(Collected data entries)
* * * * * * * * *
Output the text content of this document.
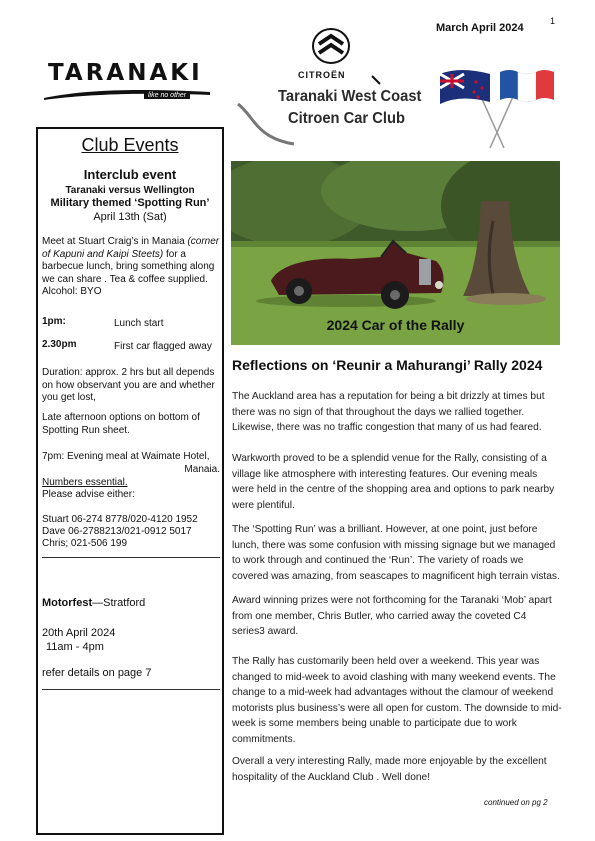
March April 2024
1
TARANAKI
like no other
CITROËN
Taranaki West Coast
Citroen Car Club
Club Events
Interclub event
Taranaki versus Wellington
Military themed ‘Spotting Run’
April 13th (Sat)
Meet at Stuart Craig’s in Manaia (corner of Kapuni and Kaipi Steets) for a barbecue lunch, bring something along we can share . Tea & coffee supplied. Alcohol: BYO
1pm:	Lunch start
2.30pm	First car flagged away
Duration: approx. 2 hrs but all depends on how observant you are and whether you get lost,
Late afternoon options on bottom of Spotting Run sheet.
7pm: Evening meal at Waimate Hotel,
Manaia.
Numbers essential.
Please advise either:
Stuart 06-274 8778/020-4120 1952
Dave 06-2788213/021-0912 5017
Chris; 021-506 199
Motorfest—Stratford
20th April 2024
11am - 4pm
refer details on page 7
2024 Car of the Rally
Reflections on ‘Reunir a Mahurangi’ Rally 2024
The Auckland area has a reputation for being a bit drizzly at times but there was no sign of that throughout the days we rallied together. Likewise, there was no traffic congestion that many of us had feared.
Warkworth proved to be a splendid venue for the Rally, consisting of a village like atmosphere with interesting features. Our evening meals were held in the centre of the shopping area and options to park nearby were plentiful.
The ‘Spotting Run’ was a brilliant. However, at one point, just before lunch, there was some confusion with missing signage but we managed to work through and continued the ‘Run’. The variety of roads we covered was amazing, from seascapes to magnificent high terrain vistas.
Award winning prizes were not forthcoming for the Taranaki ‘Mob’ apart from one member, Chris Butler, who carried away the coveted C4 series3 award.
The Rally has customarily been held over a weekend. This year was changed to mid-week to avoid clashing with many weekend events. The change to a mid-week had advantages without the clamour of weekend motorists plus business’s were all open for custom. The downside to mid-week is some members being unable to participate due to work commitments.
Overall a very interesting Rally, made more enjoyable by the excellent hospitality of the Auckland Club . Well done!
continued on pg 2
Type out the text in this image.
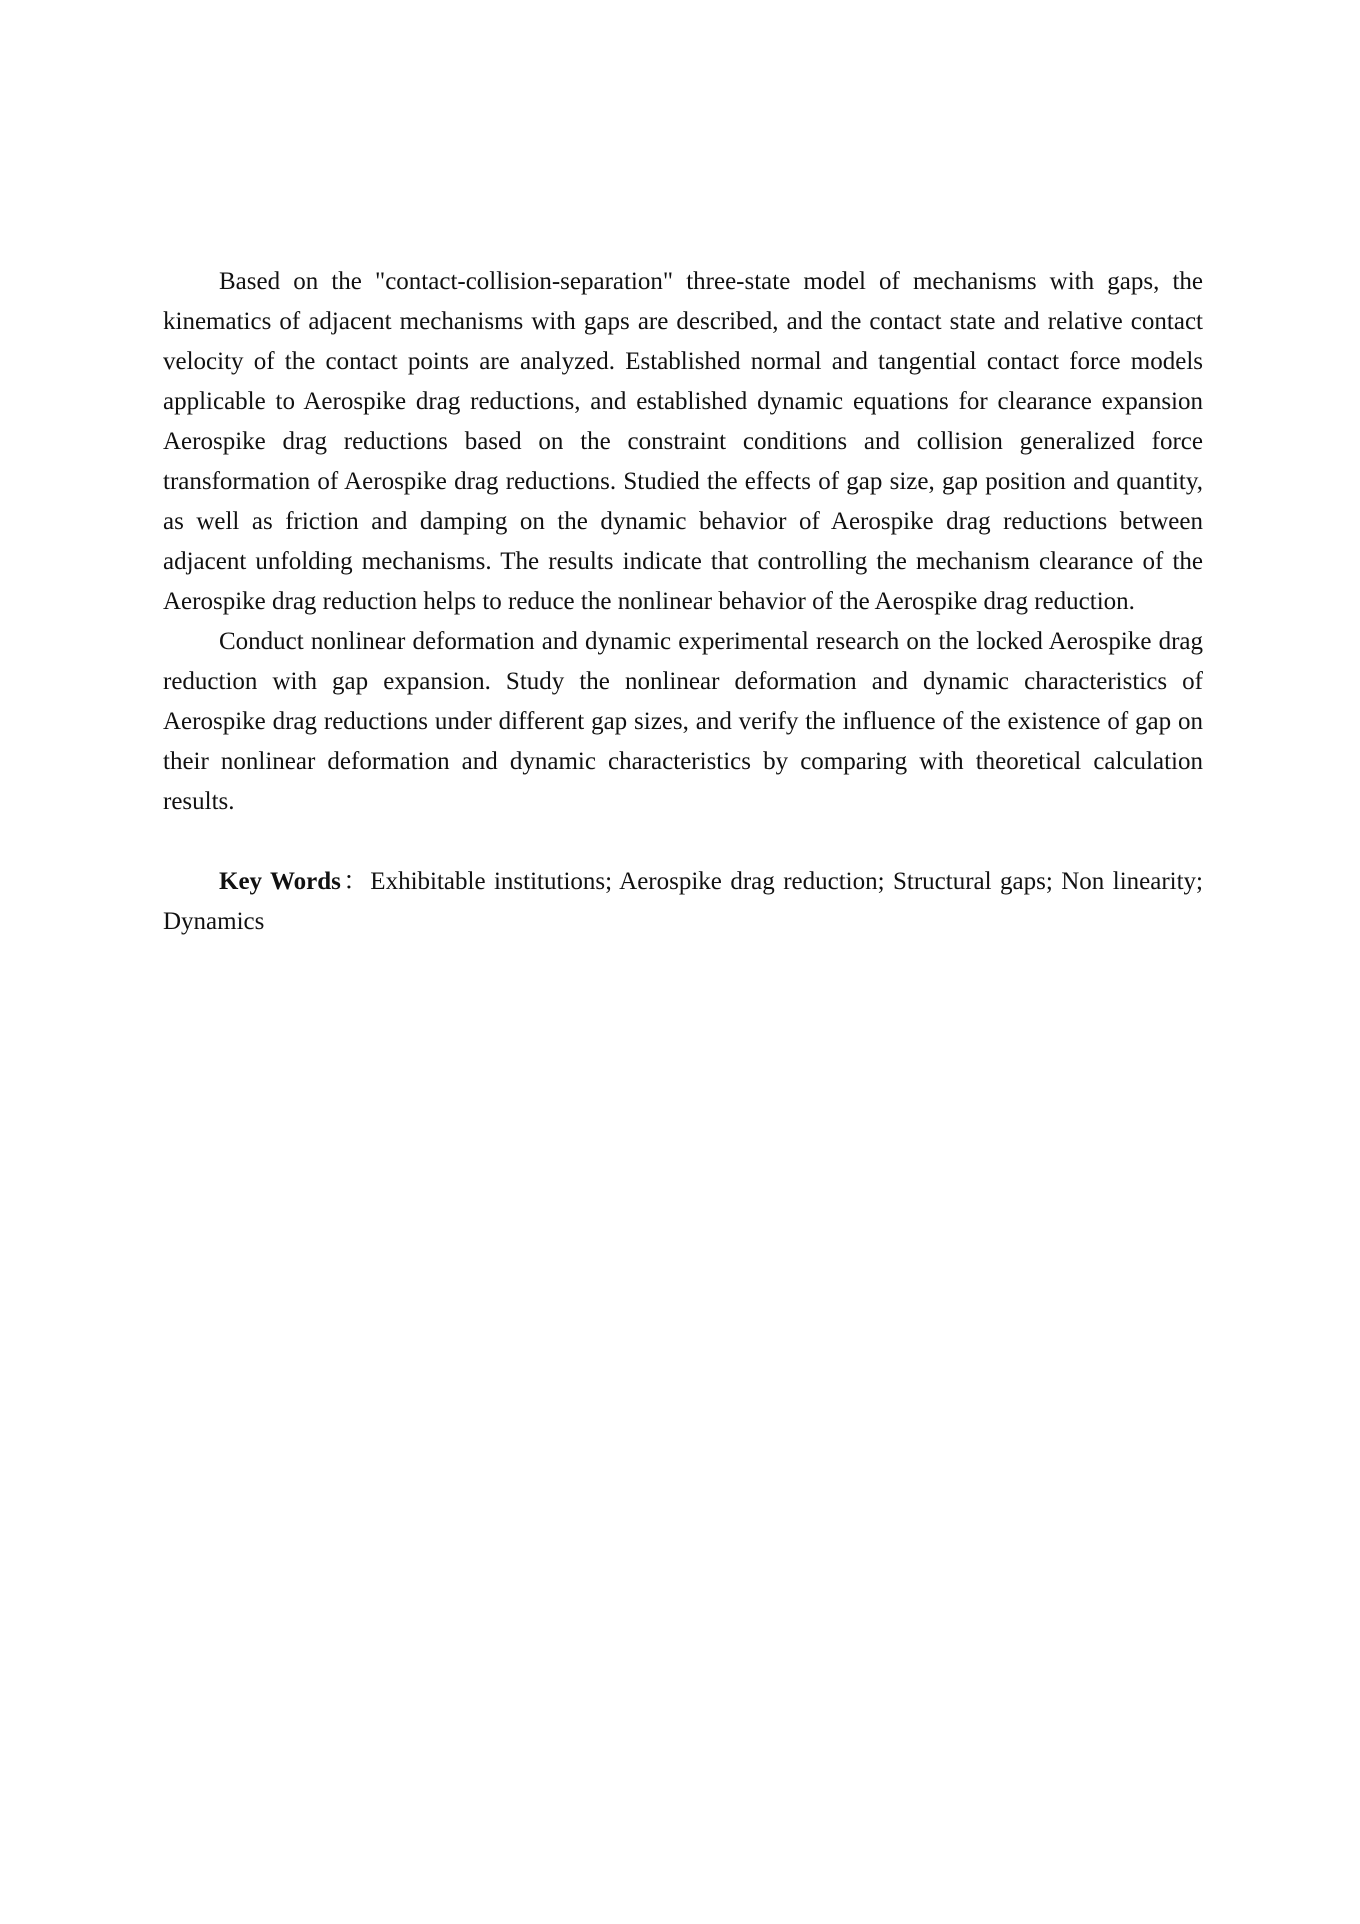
Based on the "contact-collision-separation" three-state model of mechanisms with gaps, the kinematics of adjacent mechanisms with gaps are described, and the contact state and relative contact velocity of the contact points are analyzed. Established normal and tangential contact force models applicable to Aerospike drag reductions, and established dynamic equations for clearance expansion Aerospike drag reductions based on the constraint conditions and collision generalized force transformation of Aerospike drag reductions. Studied the effects of gap size, gap position and quantity, as well as friction and damping on the dynamic behavior of Aerospike drag reductions between adjacent unfolding mechanisms. The results indicate that controlling the mechanism clearance of the Aerospike drag reduction helps to reduce the nonlinear behavior of the Aerospike drag reduction.

Conduct nonlinear deformation and dynamic experimental research on the locked Aerospike drag reduction with gap expansion. Study the nonlinear deformation and dynamic characteristics of Aerospike drag reductions under different gap sizes, and verify the influence of the existence of gap on their nonlinear deformation and dynamic characteristics by comparing with theoretical calculation results.

Key Words：Exhibitable institutions; Aerospike drag reduction; Structural gaps; Non linearity; Dynamics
* * * * * * * * *
▶ [Exercise instructions]
Leave out the pictures, and give all the records again exactly.

▶ [Reply to the exercise]
Output the text content of this document.
March April 2024
1
TARANAKI
like no other
CITROËN
Taranaki West Coast
Citroen Car Club
Club Events
Interclub event
Taranaki versus Wellington
Military themed ‘Spotting Run’
April 13th (Sat)
Meet at Stuart Craig’s in Manaia (corner of Kapuni and Kaipi Steets) for a barbecue lunch, bring something along we can share . Tea & coffee supplied. Alcohol: BYO
1pm:	Lunch start
2.30pm	First car flagged away
Duration: approx. 2 hrs but all depends on how observant you are and whether you get lost,
Late afternoon options on bottom of Spotting Run sheet.
7pm: Evening meal at Waimate Hotel,
Manaia.
Numbers essential.
Please advise either:
Stuart 06-274 8778/020-4120 1952
Dave 06-2788213/021-0912 5017
Chris; 021-506 199
Motorfest—Stratford
20th April 2024
11am - 4pm
refer details on page 7
2024 Car of the Rally
Reflections on ‘Reunir a Mahurangi’ Rally 2024
The Auckland area has a reputation for being a bit drizzly at times but there was no sign of that throughout the days we rallied together. Likewise, there was no traffic congestion that many of us had feared.
Warkworth proved to be a splendid venue for the Rally, consisting of a village like atmosphere with interesting features. Our evening meals were held in the centre of the shopping area and options to park nearby were plentiful.
The ‘Spotting Run’ was a brilliant. However, at one point, just before lunch, there was some confusion with missing signage but we managed to work through and continued the ‘Run’. The variety of roads we covered was amazing, from seascapes to magnificent high terrain vistas.
Award winning prizes were not forthcoming for the Taranaki ‘Mob’ apart from one member, Chris Butler, who carried away the coveted C4 series3 award.
The Rally has customarily been held over a weekend. This year was changed to mid-week to avoid clashing with many weekend events. The change to a mid-week had advantages without the clamour of weekend motorists plus business’s were all open for custom. The downside to mid-week is some members being unable to participate due to work commitments.
Overall a very interesting Rally, made more enjoyable by the excellent hospitality of the Auckland Club . Well done!
continued on pg 2
Type out the text in this image.
Based on the "contact-collision-separation" three-state model of mechanisms with gaps, the kinematics of adjacent mechanisms with gaps are described, and the contact state and relative contact velocity of the contact points are analyzed. Established normal and tangential contact force models applicable to Aerospike drag reductions, and established dynamic equations for clearance expansion Aerospike drag reductions based on the constraint conditions and collision generalized force transformation of Aerospike drag reductions. Studied the effects of gap size, gap position and quantity, as well as friction and damping on the dynamic behavior of Aerospike drag reductions between adjacent unfolding mechanisms. The results indicate that controlling the mechanism clearance of the Aerospike drag reduction helps to reduce the nonlinear behavior of the Aerospike drag reduction.

Conduct nonlinear deformation and dynamic experimental research on the locked Aerospike drag reduction with gap expansion. Study the nonlinear deformation and dynamic characteristics of Aerospike drag reductions under different gap sizes, and verify the influence of the existence of gap on their nonlinear deformation and dynamic characteristics by comparing with theoretical calculation results.

Key Words：Exhibitable institutions; Aerospike drag reduction; Structural gaps; Non linearity; Dynamics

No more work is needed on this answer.